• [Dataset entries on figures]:
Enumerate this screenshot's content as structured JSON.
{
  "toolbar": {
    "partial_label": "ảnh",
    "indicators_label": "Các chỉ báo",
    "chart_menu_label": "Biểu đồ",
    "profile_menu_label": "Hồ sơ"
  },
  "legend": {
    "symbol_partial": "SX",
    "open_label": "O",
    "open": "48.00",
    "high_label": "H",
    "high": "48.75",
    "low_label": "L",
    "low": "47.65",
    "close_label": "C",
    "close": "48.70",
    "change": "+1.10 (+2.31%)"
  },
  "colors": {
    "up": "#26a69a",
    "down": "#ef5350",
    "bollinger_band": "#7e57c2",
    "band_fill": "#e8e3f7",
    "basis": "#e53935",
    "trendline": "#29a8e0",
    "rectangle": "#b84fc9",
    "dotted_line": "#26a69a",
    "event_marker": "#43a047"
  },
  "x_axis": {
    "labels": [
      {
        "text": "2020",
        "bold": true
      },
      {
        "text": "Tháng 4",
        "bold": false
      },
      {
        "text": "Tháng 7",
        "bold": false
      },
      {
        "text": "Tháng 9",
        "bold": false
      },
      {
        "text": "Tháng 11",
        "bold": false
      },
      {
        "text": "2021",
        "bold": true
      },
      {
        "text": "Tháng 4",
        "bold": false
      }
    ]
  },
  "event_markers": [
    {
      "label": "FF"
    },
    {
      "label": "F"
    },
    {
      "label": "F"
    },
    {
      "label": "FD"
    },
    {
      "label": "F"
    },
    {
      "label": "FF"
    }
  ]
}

• [Stated goal]:
Quote the data in full, keeping each word unchanged.

• [Result for this exercise]:
Enumerate this screenshot's content as structured JSON.
{
  "toolbar": {
    "partial_label": "ảnh",
    "indicators_label": "Các chỉ báo",
    "chart_menu_label": "Biểu đồ",
    "profile_menu_label": "Hồ sơ"
  },
  "legend": {
    "symbol_partial": "SX",
    "open_label": "O",
    "open": "48.00",
    "high_label": "H",
    "high": "48.75",
    "low_label": "L",
    "low": "47.65",
    "close_label": "C",
    "close": "48.70",
    "change": "+1.10 (+2.31%)"
  },
  "colors": {
    "up": "#26a69a",
    "down": "#ef5350",
    "bollinger_band": "#7e57c2",
    "band_fill": "#e8e3f7",
    "basis": "#e53935",
    "trendline": "#29a8e0",
    "rectangle": "#b84fc9",
    "dotted_line": "#26a69a",
    "event_marker": "#43a047"
  },
  "x_axis": {
    "labels": [
      {
        "text": "2020",
        "bold": true
      },
      {
        "text": "Tháng 4",
        "bold": false
      },
      {
        "text": "Tháng 7",
        "bold": false
      },
      {
        "text": "Tháng 9",
        "bold": false
      },
      {
        "text": "Tháng 11",
        "bold": false
      },
      {
        "text": "2021",
        "bold": true
      },
      {
        "text": "Tháng 4",
        "bold": false
      }
    ]
  },
  "event_markers": [
    {
      "label": "FF"
    },
    {
      "label": "F"
    },
    {
      "label": "F"
    },
    {
      "label": "FD"
    },
    {
      "label": "F"
    },
    {
      "label": "FF"
    }
  ]
}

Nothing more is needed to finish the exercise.